■ Exercise description
Repeat the full listing below verbatim and keep the images out.

■ Stored data
______

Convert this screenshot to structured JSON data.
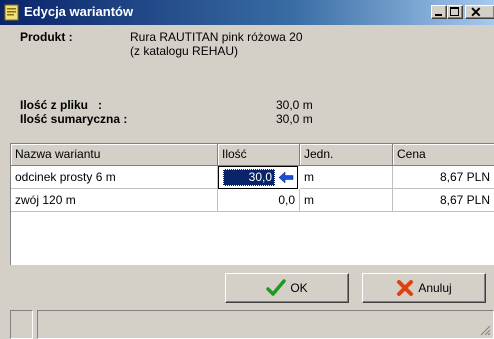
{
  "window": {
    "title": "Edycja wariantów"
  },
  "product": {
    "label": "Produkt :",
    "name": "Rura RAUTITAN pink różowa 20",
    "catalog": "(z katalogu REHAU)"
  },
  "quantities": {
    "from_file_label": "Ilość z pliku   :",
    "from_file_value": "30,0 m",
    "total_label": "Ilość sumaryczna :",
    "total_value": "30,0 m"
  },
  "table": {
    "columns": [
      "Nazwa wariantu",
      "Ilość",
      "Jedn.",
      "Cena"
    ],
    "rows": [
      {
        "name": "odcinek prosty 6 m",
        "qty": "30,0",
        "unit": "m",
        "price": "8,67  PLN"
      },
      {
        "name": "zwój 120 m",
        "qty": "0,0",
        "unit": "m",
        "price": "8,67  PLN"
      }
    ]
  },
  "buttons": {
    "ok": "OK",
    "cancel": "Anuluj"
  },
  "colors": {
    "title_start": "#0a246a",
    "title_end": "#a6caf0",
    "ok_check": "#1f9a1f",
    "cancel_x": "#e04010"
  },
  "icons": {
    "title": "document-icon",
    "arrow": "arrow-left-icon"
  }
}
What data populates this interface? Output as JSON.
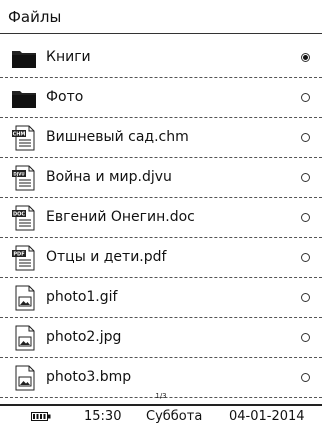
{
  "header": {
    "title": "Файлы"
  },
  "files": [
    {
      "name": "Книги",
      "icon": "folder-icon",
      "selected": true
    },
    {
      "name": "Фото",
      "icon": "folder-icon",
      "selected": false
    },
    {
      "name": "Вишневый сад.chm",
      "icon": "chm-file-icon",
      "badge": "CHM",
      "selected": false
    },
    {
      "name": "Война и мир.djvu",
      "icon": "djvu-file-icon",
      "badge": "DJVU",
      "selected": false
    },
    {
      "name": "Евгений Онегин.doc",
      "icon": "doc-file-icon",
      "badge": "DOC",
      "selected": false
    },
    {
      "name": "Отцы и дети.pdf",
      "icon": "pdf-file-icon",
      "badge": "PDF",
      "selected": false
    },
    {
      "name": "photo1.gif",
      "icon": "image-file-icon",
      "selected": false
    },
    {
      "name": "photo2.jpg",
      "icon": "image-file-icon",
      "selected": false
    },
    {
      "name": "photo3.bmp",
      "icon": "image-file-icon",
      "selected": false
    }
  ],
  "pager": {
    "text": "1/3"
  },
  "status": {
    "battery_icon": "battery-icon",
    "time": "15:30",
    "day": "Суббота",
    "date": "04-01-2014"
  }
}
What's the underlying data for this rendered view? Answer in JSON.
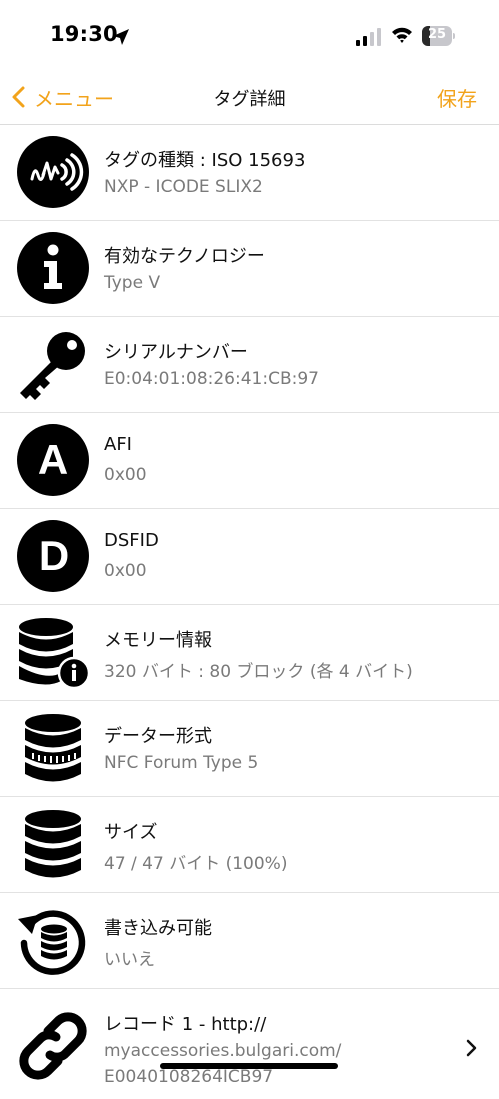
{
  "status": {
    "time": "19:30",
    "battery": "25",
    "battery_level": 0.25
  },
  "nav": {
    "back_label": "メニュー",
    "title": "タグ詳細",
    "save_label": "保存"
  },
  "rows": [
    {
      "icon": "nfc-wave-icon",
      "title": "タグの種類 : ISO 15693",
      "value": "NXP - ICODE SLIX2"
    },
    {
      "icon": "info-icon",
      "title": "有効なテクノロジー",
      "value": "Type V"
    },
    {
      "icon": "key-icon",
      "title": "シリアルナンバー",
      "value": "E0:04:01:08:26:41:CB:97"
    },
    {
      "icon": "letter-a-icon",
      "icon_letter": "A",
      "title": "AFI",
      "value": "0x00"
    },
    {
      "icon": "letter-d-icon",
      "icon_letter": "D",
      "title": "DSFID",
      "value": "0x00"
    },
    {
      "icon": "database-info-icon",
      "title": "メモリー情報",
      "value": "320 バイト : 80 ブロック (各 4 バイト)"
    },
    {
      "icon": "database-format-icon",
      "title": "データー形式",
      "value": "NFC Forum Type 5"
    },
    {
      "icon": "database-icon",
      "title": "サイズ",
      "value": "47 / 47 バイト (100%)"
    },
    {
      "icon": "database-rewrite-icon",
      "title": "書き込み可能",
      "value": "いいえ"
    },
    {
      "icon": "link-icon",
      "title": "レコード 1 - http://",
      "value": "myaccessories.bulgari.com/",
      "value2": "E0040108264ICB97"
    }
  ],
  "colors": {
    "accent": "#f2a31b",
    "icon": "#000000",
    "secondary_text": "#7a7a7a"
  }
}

______

■ Answer to this problem
Convert this screenshot to structured JSON data.
{
  "window": {
    "title": "Edycja wariantów"
  },
  "product": {
    "label": "Produkt :",
    "name": "Rura RAUTITAN pink różowa 20",
    "catalog": "(z katalogu REHAU)"
  },
  "quantities": {
    "from_file_label": "Ilość z pliku   :",
    "from_file_value": "30,0 m",
    "total_label": "Ilość sumaryczna :",
    "total_value": "30,0 m"
  },
  "table": {
    "columns": [
      "Nazwa wariantu",
      "Ilość",
      "Jedn.",
      "Cena"
    ],
    "rows": [
      {
        "name": "odcinek prosty 6 m",
        "qty": "30,0",
        "unit": "m",
        "price": "8,67  PLN"
      },
      {
        "name": "zwój 120 m",
        "qty": "0,0",
        "unit": "m",
        "price": "8,67  PLN"
      }
    ]
  },
  "buttons": {
    "ok": "OK",
    "cancel": "Anuluj"
  },
  "colors": {
    "title_start": "#0a246a",
    "title_end": "#a6caf0",
    "ok_check": "#1f9a1f",
    "cancel_x": "#e04010"
  },
  "icons": {
    "title": "document-icon",
    "arrow": "arrow-left-icon"
  }
}
What data populates this interface? Output as JSON.
{
  "header": {
    "title": "Файлы"
  },
  "files": [
    {
      "name": "Книги",
      "icon": "folder-icon",
      "selected": true
    },
    {
      "name": "Фото",
      "icon": "folder-icon",
      "selected": false
    },
    {
      "name": "Вишневый сад.chm",
      "icon": "chm-file-icon",
      "badge": "CHM",
      "selected": false
    },
    {
      "name": "Война и мир.djvu",
      "icon": "djvu-file-icon",
      "badge": "DJVU",
      "selected": false
    },
    {
      "name": "Евгений Онегин.doc",
      "icon": "doc-file-icon",
      "badge": "DOC",
      "selected": false
    },
    {
      "name": "Отцы и дети.pdf",
      "icon": "pdf-file-icon",
      "badge": "PDF",
      "selected": false
    },
    {
      "name": "photo1.gif",
      "icon": "image-file-icon",
      "selected": false
    },
    {
      "name": "photo2.jpg",
      "icon": "image-file-icon",
      "selected": false
    },
    {
      "name": "photo3.bmp",
      "icon": "image-file-icon",
      "selected": false
    }
  ],
  "pager": {
    "text": "1/3"
  },
  "status": {
    "battery_icon": "battery-icon",
    "time": "15:30",
    "day": "Суббота",
    "date": "04-01-2014"
  }
}
What's the underlying data for this rendered view? Answer in JSON.
{
  "status": {
    "time": "19:30",
    "battery": "25",
    "battery_level": 0.25
  },
  "nav": {
    "back_label": "メニュー",
    "title": "タグ詳細",
    "save_label": "保存"
  },
  "rows": [
    {
      "icon": "nfc-wave-icon",
      "title": "タグの種類 : ISO 15693",
      "value": "NXP - ICODE SLIX2"
    },
    {
      "icon": "info-icon",
      "title": "有効なテクノロジー",
      "value": "Type V"
    },
    {
      "icon": "key-icon",
      "title": "シリアルナンバー",
      "value": "E0:04:01:08:26:41:CB:97"
    },
    {
      "icon": "letter-a-icon",
      "icon_letter": "A",
      "title": "AFI",
      "value": "0x00"
    },
    {
      "icon": "letter-d-icon",
      "icon_letter": "D",
      "title": "DSFID",
      "value": "0x00"
    },
    {
      "icon": "database-info-icon",
      "title": "メモリー情報",
      "value": "320 バイト : 80 ブロック (各 4 バイト)"
    },
    {
      "icon": "database-format-icon",
      "title": "データー形式",
      "value": "NFC Forum Type 5"
    },
    {
      "icon": "database-icon",
      "title": "サイズ",
      "value": "47 / 47 バイト (100%)"
    },
    {
      "icon": "database-rewrite-icon",
      "title": "書き込み可能",
      "value": "いいえ"
    },
    {
      "icon": "link-icon",
      "title": "レコード 1 - http://",
      "value": "myaccessories.bulgari.com/",
      "value2": "E0040108264ICB97"
    }
  ],
  "colors": {
    "accent": "#f2a31b",
    "icon": "#000000",
    "secondary_text": "#7a7a7a"
  }
}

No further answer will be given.